■ Your task: Write the count of lines that contain the word "What" and nothing else.
########
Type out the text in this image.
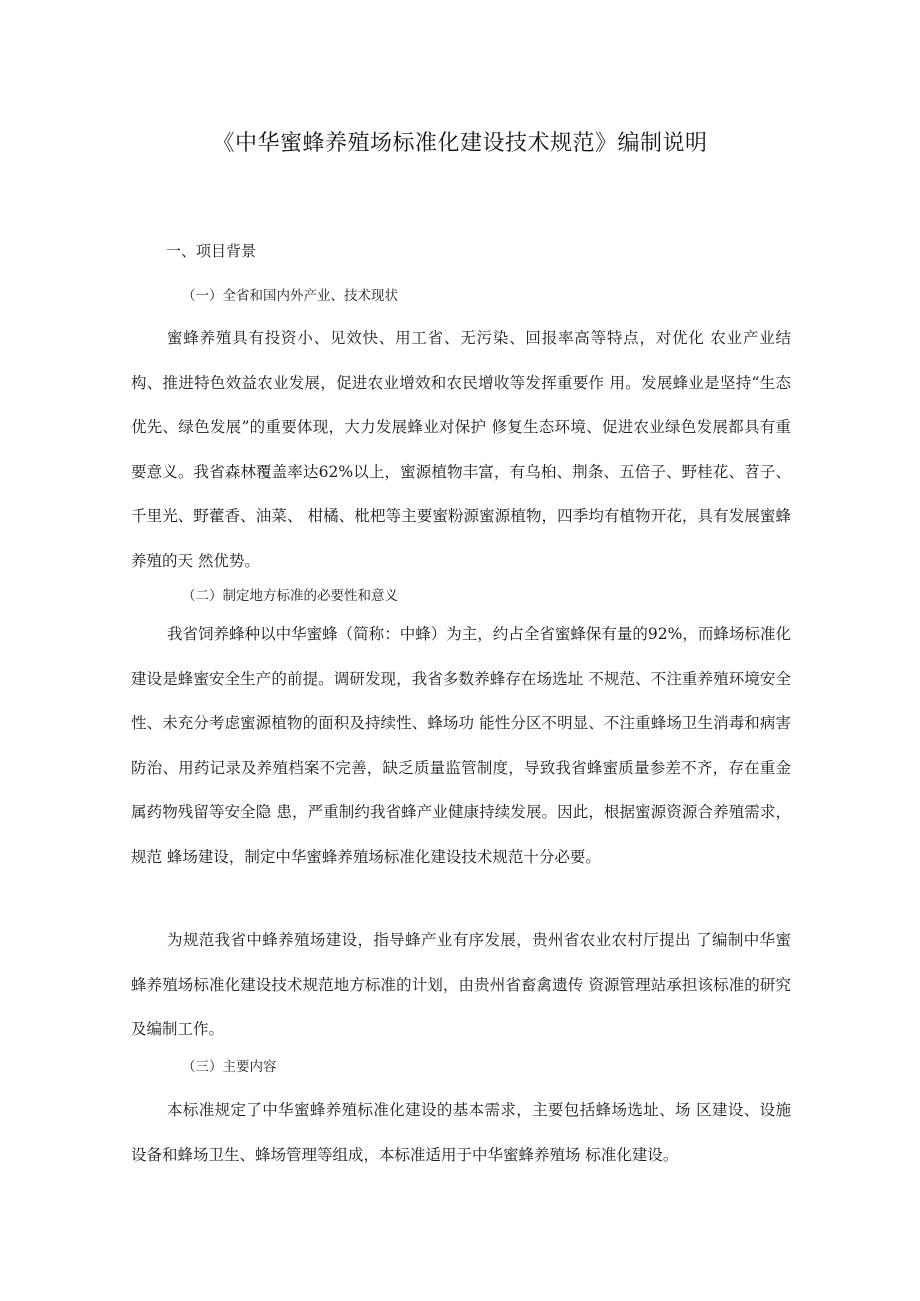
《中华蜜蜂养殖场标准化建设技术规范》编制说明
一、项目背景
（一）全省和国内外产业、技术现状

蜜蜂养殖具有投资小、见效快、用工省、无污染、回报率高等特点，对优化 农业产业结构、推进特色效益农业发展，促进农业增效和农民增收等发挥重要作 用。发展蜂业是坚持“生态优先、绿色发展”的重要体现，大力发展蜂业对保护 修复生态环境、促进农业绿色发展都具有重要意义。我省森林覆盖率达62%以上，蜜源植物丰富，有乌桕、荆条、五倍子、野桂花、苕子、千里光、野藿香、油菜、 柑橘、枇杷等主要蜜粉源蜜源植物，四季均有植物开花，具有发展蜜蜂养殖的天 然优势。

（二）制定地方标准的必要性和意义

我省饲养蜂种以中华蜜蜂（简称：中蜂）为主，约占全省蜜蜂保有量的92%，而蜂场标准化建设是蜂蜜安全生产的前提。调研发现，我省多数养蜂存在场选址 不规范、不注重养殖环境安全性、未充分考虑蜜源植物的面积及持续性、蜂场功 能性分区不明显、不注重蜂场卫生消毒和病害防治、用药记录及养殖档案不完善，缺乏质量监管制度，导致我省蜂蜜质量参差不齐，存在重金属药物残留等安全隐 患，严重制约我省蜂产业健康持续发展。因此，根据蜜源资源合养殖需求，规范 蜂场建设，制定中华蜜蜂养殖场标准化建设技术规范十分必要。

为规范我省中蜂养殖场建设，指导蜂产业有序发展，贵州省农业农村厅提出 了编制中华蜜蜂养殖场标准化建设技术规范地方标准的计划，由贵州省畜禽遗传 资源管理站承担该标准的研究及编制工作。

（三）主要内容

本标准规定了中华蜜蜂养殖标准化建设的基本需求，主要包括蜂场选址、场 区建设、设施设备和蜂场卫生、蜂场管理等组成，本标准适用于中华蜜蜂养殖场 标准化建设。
########
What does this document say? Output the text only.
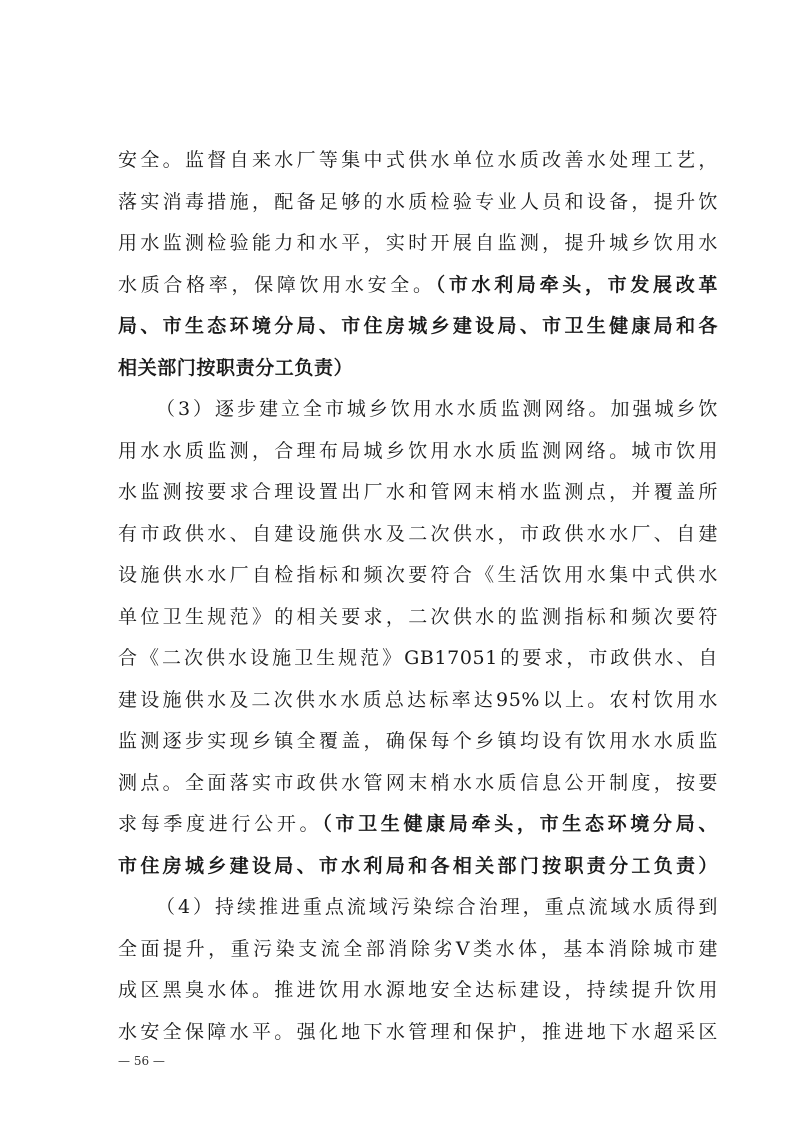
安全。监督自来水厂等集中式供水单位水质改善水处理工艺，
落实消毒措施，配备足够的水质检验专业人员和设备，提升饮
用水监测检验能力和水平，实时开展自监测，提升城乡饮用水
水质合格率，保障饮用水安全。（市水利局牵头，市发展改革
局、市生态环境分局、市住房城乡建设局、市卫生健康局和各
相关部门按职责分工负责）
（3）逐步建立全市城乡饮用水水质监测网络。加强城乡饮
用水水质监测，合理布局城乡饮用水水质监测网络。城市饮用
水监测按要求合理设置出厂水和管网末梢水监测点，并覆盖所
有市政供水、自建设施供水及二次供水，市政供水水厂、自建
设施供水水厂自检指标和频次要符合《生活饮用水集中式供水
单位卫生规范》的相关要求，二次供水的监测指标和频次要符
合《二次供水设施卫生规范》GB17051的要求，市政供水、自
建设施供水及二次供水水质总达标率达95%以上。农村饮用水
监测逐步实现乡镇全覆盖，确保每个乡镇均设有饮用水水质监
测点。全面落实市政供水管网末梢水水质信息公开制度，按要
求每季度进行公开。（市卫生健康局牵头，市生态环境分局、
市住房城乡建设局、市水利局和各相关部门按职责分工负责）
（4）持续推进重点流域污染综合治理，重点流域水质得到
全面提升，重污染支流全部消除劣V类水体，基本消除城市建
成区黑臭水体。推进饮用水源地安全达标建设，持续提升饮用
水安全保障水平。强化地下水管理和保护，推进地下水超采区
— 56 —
########
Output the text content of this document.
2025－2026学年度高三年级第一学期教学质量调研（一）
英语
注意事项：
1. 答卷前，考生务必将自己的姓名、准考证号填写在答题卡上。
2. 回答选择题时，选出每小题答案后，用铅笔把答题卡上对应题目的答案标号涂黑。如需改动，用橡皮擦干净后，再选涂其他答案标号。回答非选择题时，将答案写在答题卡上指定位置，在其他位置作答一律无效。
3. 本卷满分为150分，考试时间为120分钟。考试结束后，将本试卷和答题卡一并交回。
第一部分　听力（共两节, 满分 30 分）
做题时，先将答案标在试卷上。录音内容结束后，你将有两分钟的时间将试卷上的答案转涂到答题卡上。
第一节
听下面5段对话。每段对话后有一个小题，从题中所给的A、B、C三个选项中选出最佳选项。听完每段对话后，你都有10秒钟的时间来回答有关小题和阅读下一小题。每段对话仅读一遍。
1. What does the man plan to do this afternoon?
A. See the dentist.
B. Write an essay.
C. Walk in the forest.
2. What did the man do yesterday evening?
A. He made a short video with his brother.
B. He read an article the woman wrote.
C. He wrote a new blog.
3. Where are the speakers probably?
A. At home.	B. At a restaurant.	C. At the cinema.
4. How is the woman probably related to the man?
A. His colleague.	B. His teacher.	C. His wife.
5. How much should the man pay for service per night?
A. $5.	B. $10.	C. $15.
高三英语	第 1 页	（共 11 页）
########
■ Task response: 3